## [PASSAGE PROVIDED]
AB 1422 contains a new LC 4615 subsection (e) which reads “The automatic stay required by this section shall not preclude the appeals board from inquiring into and determining within a workers’ compensation proceeding whether a lien is stayed pursuant to subdivision (a) or whether a lien claimant is controlled by a physician, practitioner, or provider.”
The DIR filed a “Notice of New Law” in federal court the day before the September 28, hearing set before Judge Wu which would have been the final hearing before his ruling. Accordingly, Judge Wu continued the September 28 hearing to October 19, and provided the parties with a briefing schedule to discuss the impact of AB 1422, the newly passed law.
In the “final” closing brief just filed in support of a preliminary injunction, attorneys for the lien claimants respond to the new law saying that they are making “a facial constitutional attack on a statute, which cannot be cured by a hastily passed amendment.”
They go on to claim that “Recognizing the deficiencies in their evidence, the State appears to have corralled the Legislature into intervening by rushing through ‘amended’ legislation in the hopes of making an end run around this litigation, accompanied with a signing message directed to this Court.”
They go on to argue that “the California Legislature’s recent amendment to Section 4615 does not repair the law’s constitutional defects. Indeed, the amendment merely serves to highlight those defects while doing nothing to ameliorate the Due Process and Sixth Amendment quagmire created by the law. Its language establishes no right to a hearing, which is required under both the Due Process Clause and the Supreme Court’s interpretation of the Sixth Amendment.”
They support the argument by saying “Notably, subsection (e) does not provide any stayed lien claimant with the right to a hearing. It merely states that the stay ‘shall not preclude the appeals board’ from ‘inquiring into and determining’ whether a lien is stayed. Id. The statute appears to give the appeals board (not workers’ compensation judges) the limited ability to consider the narrow issue of whether the lien falls within the scope of Section 4615 and therefore, whether the appeals board is required to treat it as automatically stayed.”
“Notably, it does not require the appeals board to allow a lien claimant to be heard on this issue, or even to consider any protest raised by a lien claimant – it merely gives the appeals board permission to consider such a grievance.”
They go on to conclude that “In other words, new subsection (e) gives lien claimants no right at all to a hearing, even when it is abundantly clear that a lien claimant should not have been on the published list, the secret list, the double-secret list, or any other list that might be available to the appeals board. Although the appeals board can choose to hear what the lien claimant has to say, there is no direction that the appeals board must make an inquiry and determine whether the law applies. This does not suffice to protect lien claimants’ due process rights.”
The DIR will file their response by October 10, and Judge Wu will hold another hearing in federal court on October 19.

## [JOB]
Could you copy out the passage above on AB 1422 and the lien claimants' challenge word for word, in full?

## [DATASET ENTRIES]
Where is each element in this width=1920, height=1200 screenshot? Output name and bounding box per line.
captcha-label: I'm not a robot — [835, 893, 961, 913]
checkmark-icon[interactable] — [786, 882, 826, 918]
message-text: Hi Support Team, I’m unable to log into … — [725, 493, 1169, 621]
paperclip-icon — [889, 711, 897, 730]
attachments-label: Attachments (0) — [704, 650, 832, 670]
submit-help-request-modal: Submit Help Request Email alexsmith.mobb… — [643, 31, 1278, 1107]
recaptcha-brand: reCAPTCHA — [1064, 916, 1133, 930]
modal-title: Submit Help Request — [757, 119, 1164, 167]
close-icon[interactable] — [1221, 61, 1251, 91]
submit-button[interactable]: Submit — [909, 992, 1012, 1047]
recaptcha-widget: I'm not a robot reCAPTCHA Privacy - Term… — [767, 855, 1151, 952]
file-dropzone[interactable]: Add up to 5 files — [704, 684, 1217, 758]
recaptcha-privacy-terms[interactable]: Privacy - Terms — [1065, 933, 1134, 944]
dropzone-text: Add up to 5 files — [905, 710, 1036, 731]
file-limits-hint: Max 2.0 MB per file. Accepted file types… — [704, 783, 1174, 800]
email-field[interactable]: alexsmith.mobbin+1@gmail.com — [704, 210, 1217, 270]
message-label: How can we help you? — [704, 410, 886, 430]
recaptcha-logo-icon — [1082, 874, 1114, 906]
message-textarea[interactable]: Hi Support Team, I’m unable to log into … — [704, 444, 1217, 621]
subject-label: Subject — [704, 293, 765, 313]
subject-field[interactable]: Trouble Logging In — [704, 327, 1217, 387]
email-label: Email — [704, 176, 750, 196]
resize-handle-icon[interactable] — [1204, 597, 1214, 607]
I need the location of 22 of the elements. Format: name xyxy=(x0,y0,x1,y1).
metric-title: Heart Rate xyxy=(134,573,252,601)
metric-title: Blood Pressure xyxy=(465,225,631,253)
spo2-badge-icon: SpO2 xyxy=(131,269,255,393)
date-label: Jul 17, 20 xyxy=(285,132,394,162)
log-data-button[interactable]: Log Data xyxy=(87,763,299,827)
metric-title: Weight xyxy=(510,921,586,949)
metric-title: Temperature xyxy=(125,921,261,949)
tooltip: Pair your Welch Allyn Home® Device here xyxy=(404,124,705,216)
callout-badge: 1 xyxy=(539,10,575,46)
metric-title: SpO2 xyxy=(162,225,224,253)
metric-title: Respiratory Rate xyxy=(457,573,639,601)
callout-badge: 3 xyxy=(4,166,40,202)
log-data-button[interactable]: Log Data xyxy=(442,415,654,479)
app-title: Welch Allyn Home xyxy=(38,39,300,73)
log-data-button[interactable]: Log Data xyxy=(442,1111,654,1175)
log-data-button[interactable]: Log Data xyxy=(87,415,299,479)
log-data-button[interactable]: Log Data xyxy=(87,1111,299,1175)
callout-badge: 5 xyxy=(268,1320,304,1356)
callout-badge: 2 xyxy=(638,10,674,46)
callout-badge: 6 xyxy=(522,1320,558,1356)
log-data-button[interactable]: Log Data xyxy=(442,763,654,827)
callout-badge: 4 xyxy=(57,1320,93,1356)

## [RESULT]
AB 1422 contains a new LC 4615 subsection (e) which reads “The automatic stay required by this section shall not preclude the appeals board from inquiring into and determining within a workers’ compensation proceeding whether a lien is stayed pursuant to subdivision (a) or whether a lien claimant is controlled by a physician, practitioner, or provider.”
The DIR filed a “Notice of New Law” in federal court the day before the September 28, hearing set before Judge Wu which would have been the final hearing before his ruling. Accordingly, Judge Wu continued the September 28 hearing to October 19, and provided the parties with a briefing schedule to discuss the impact of AB 1422, the newly passed law.
In the “final” closing brief just filed in support of a preliminary injunction, attorneys for the lien claimants respond to the new law saying that they are making “a facial constitutional attack on a statute, which cannot be cured by a hastily passed amendment.”
They go on to claim that “Recognizing the deficiencies in their evidence, the State appears to have corralled the Legislature into intervening by rushing through ‘amended’ legislation in the hopes of making an end run around this litigation, accompanied with a signing message directed to this Court.”
They go on to argue that “the California Legislature’s recent amendment to Section 4615 does not repair the law’s constitutional defects. Indeed, the amendment merely serves to highlight those defects while doing nothing to ameliorate the Due Process and Sixth Amendment quagmire created by the law. Its language establishes no right to a hearing, which is required under both the Due Process Clause and the Supreme Court’s interpretation of the Sixth Amendment.”
They support the argument by saying “Notably, subsection (e) does not provide any stayed lien claimant with the right to a hearing. It merely states that the stay ‘shall not preclude the appeals board’ from ‘inquiring into and determining’ whether a lien is stayed. Id. The statute appears to give the appeals board (not workers’ compensation judges) the limited ability to consider the narrow issue of whether the lien falls within the scope of Section 4615 and therefore, whether the appeals board is required to treat it as automatically stayed.”
“Notably, it does not require the appeals board to allow a lien claimant to be heard on this issue, or even to consider any protest raised by a lien claimant – it merely gives the appeals board permission to consider such a grievance.”
They go on to conclude that “In other words, new subsection (e) gives lien claimants no right at all to a hearing, even when it is abundantly clear that a lien claimant should not have been on the published list, the secret list, the double-secret list, or any other list that might be available to the appeals board. Although the appeals board can choose to hear what the lien claimant has to say, there is no direction that the appeals board must make an inquiry and determine whether the law applies. This does not suffice to protect lien claimants’ due process rights.”
The DIR will file their response by October 10, and Judge Wu will hold another hearing in federal court on October 19.